Supplied entries:

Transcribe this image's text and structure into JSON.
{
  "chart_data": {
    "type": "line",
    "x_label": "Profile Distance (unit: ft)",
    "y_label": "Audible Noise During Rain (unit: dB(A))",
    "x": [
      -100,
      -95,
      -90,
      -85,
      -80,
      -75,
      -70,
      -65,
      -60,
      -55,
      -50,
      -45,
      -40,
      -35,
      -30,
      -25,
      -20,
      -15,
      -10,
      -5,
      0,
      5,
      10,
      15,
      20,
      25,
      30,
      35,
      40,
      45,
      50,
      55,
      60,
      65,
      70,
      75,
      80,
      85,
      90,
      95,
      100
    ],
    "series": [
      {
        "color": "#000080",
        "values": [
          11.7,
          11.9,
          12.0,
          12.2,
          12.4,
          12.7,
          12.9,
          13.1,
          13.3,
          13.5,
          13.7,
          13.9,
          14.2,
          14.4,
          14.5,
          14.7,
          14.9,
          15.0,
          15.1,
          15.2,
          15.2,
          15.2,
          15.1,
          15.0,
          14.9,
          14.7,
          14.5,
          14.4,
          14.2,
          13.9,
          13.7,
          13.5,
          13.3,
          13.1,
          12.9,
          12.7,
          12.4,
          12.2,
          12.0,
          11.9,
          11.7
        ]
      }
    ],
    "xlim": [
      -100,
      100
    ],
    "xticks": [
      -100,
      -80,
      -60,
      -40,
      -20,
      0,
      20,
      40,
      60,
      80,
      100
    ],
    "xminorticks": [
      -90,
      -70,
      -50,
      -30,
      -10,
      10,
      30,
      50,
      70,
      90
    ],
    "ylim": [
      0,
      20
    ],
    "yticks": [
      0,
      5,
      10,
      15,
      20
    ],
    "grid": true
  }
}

Required task: From the entries above, select each line containing the string "unit".

Exercise solution:
    "x_label": "Profile Distance (unit: ft)",
    "y_label": "Audible Noise During Rain (unit: dB(A))",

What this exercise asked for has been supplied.